To be done:
Will you transcribe the entries that follow, exactly and in full?

** START **

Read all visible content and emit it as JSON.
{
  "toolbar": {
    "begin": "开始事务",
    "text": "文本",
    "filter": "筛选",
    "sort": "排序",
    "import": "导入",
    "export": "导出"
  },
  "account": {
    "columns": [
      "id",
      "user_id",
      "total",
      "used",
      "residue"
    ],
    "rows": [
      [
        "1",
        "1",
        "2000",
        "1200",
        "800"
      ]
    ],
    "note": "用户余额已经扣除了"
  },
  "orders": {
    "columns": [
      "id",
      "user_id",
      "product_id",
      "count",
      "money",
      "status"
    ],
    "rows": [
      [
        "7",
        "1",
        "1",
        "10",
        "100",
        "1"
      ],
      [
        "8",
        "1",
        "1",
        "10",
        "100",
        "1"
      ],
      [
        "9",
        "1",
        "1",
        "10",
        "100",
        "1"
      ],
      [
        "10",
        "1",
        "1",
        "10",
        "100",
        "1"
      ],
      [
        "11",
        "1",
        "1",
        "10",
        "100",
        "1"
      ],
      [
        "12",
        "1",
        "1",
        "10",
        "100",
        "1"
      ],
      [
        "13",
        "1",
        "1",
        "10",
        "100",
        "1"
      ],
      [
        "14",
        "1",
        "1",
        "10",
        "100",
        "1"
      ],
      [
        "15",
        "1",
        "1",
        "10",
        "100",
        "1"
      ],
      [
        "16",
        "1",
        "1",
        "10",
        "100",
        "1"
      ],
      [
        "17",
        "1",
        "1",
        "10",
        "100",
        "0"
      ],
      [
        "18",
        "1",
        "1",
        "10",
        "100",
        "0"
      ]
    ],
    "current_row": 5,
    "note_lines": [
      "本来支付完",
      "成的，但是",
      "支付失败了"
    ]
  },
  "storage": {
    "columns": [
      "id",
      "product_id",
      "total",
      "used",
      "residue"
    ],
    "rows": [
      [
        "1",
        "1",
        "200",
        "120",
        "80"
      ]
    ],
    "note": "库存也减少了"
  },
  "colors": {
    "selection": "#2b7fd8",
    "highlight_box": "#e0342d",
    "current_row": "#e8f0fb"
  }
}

** END **

Finished task:
Read all visible content and emit it as JSON.
{
  "toolbar": {
    "begin": "开始事务",
    "text": "文本",
    "filter": "筛选",
    "sort": "排序",
    "import": "导入",
    "export": "导出"
  },
  "account": {
    "columns": [
      "id",
      "user_id",
      "total",
      "used",
      "residue"
    ],
    "rows": [
      [
        "1",
        "1",
        "2000",
        "1200",
        "800"
      ]
    ],
    "note": "用户余额已经扣除了"
  },
  "orders": {
    "columns": [
      "id",
      "user_id",
      "product_id",
      "count",
      "money",
      "status"
    ],
    "rows": [
      [
        "7",
        "1",
        "1",
        "10",
        "100",
        "1"
      ],
      [
        "8",
        "1",
        "1",
        "10",
        "100",
        "1"
      ],
      [
        "9",
        "1",
        "1",
        "10",
        "100",
        "1"
      ],
      [
        "10",
        "1",
        "1",
        "10",
        "100",
        "1"
      ],
      [
        "11",
        "1",
        "1",
        "10",
        "100",
        "1"
      ],
      [
        "12",
        "1",
        "1",
        "10",
        "100",
        "1"
      ],
      [
        "13",
        "1",
        "1",
        "10",
        "100",
        "1"
      ],
      [
        "14",
        "1",
        "1",
        "10",
        "100",
        "1"
      ],
      [
        "15",
        "1",
        "1",
        "10",
        "100",
        "1"
      ],
      [
        "16",
        "1",
        "1",
        "10",
        "100",
        "1"
      ],
      [
        "17",
        "1",
        "1",
        "10",
        "100",
        "0"
      ],
      [
        "18",
        "1",
        "1",
        "10",
        "100",
        "0"
      ]
    ],
    "current_row": 5,
    "note_lines": [
      "本来支付完",
      "成的，但是",
      "支付失败了"
    ]
  },
  "storage": {
    "columns": [
      "id",
      "product_id",
      "total",
      "used",
      "residue"
    ],
    "rows": [
      [
        "1",
        "1",
        "200",
        "120",
        "80"
      ]
    ],
    "note": "库存也减少了"
  },
  "colors": {
    "selection": "#2b7fd8",
    "highlight_box": "#e0342d",
    "current_row": "#e8f0fb"
  }
}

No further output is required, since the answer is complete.